> _Work to be completed_
Go through the entries below and retype them exactly, omitting each picture.

> _Supplied records_
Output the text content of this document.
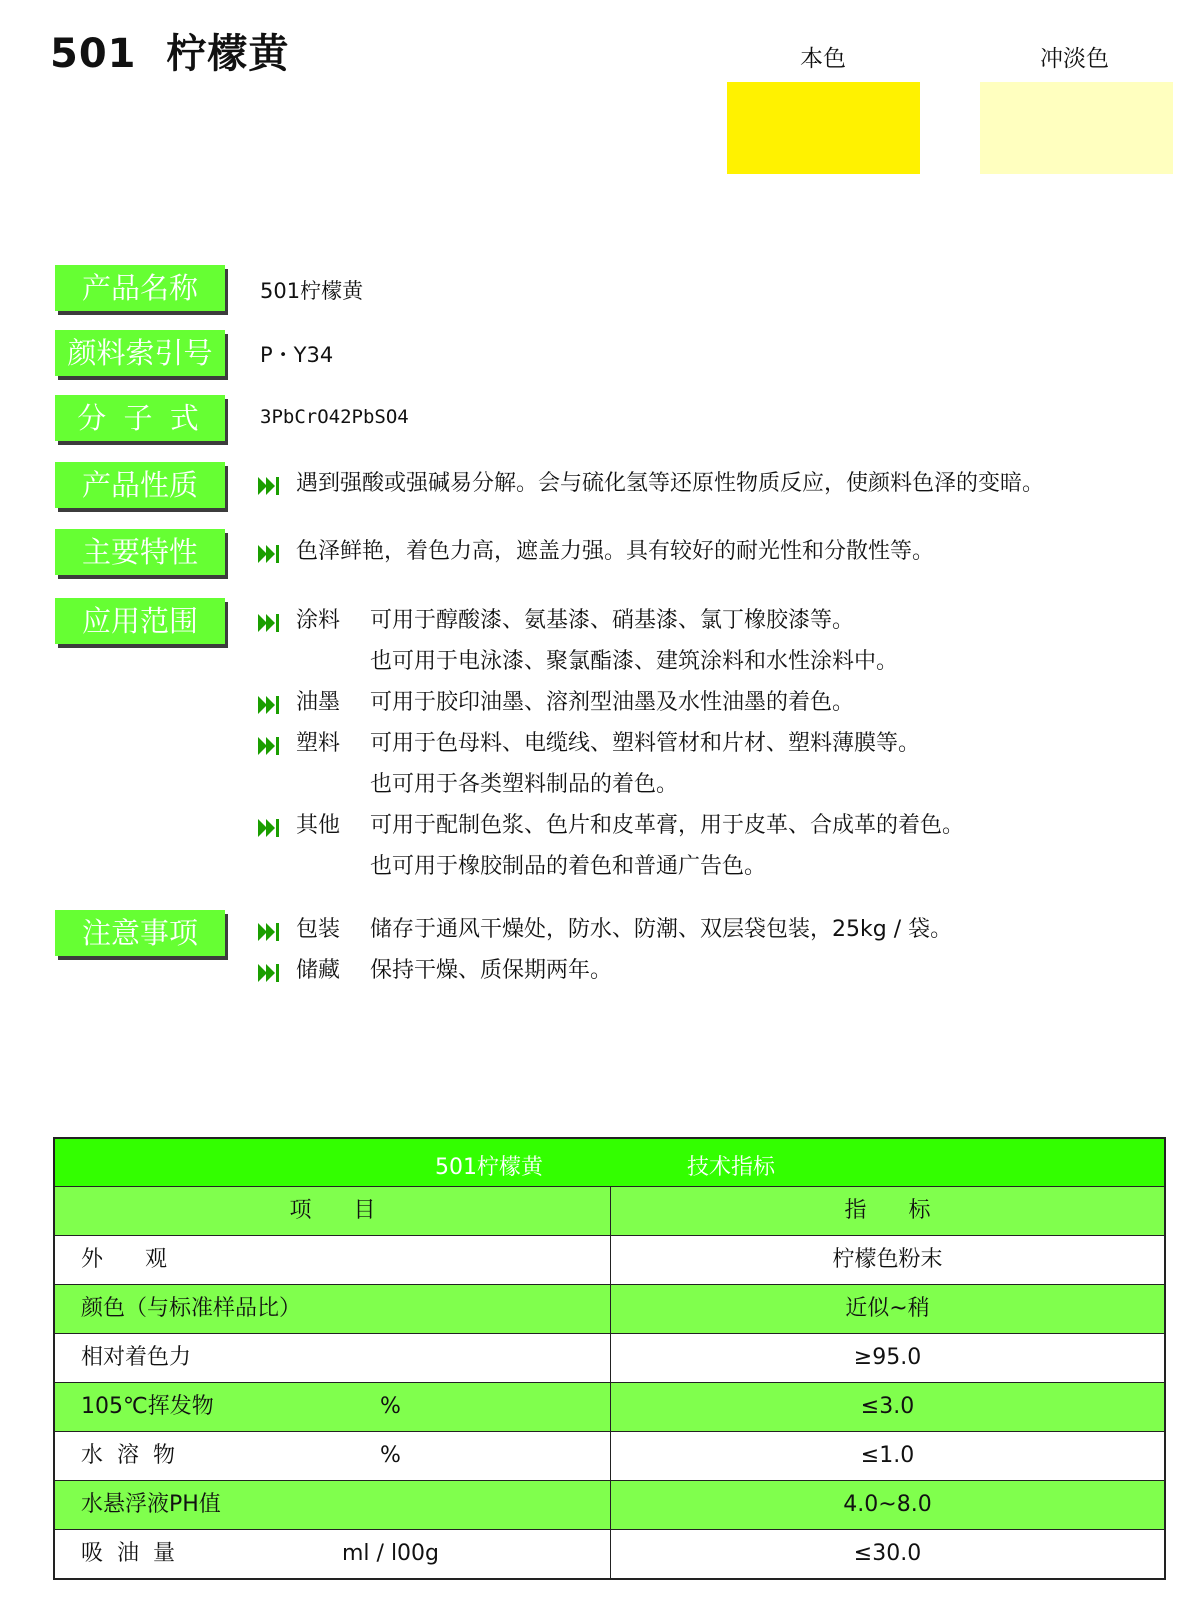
501  柠檬黄	本色	冲淡色
产品名称	501柠檬黄
颜料索引号	P・Y34
分 子 式	3PbCrO42PbSO4
产品性质	遇到强酸或强碱易分解。会与硫化氢等还原性物质反应，使颜料色泽的变暗。
主要特性	色泽鲜艳，着色力高，遮盖力强。具有较好的耐光性和分散性等。
应用范围	涂料 可用于醇酸漆、氨基漆、硝基漆、氯丁橡胶漆等。
也可用于电泳漆、聚氯酯漆、建筑涂料和水性涂料中。
油墨 可用于胶印油墨、溶剂型油墨及水性油墨的着色。
塑料 可用于色母料、电缆线、塑料管材和片材、塑料薄膜等。
也可用于各类塑料制品的着色。
其他 可用于配制色浆、色片和皮革膏，用于皮革、合成革的着色。
也可用于橡胶制品的着色和普通广告色。
注意事项	包装 储存于通风干燥处，防水、防潮、双层袋包装，25kg / 袋。
储藏 保持干燥、质保期两年。
501柠檬黄	技术指标
项      目	指      标
外      观	柠檬色粉末
颜色（与标准样品比）	近似~稍
相对着色力	≥95.0
105℃挥发物	%	≤3.0
水  溶  物	%	≤1.0
水悬浮液PH值	4.0~8.0
吸  油  量	ml / l00g	≤30.0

> _Exercise output_
Output the text content of this document.
501  柠檬黄	本色	冲淡色
产品名称	501柠檬黄
颜料索引号	P・Y34
分 子 式	3PbCrO42PbSO4
产品性质	遇到强酸或强碱易分解。会与硫化氢等还原性物质反应，使颜料色泽的变暗。
主要特性	色泽鲜艳，着色力高，遮盖力强。具有较好的耐光性和分散性等。
应用范围	涂料 可用于醇酸漆、氨基漆、硝基漆、氯丁橡胶漆等。
也可用于电泳漆、聚氯酯漆、建筑涂料和水性涂料中。
油墨 可用于胶印油墨、溶剂型油墨及水性油墨的着色。
塑料 可用于色母料、电缆线、塑料管材和片材、塑料薄膜等。
也可用于各类塑料制品的着色。
其他 可用于配制色浆、色片和皮革膏，用于皮革、合成革的着色。
也可用于橡胶制品的着色和普通广告色。
注意事项	包装 储存于通风干燥处，防水、防潮、双层袋包装，25kg / 袋。
储藏 保持干燥、质保期两年。
501柠檬黄	技术指标
项      目	指      标
外      观	柠檬色粉末
颜色（与标准样品比）	近似~稍
相对着色力	≥95.0
105℃挥发物	%	≤3.0
水  溶  物	%	≤1.0
水悬浮液PH值	4.0~8.0
吸  油  量	ml / l00g	≤30.0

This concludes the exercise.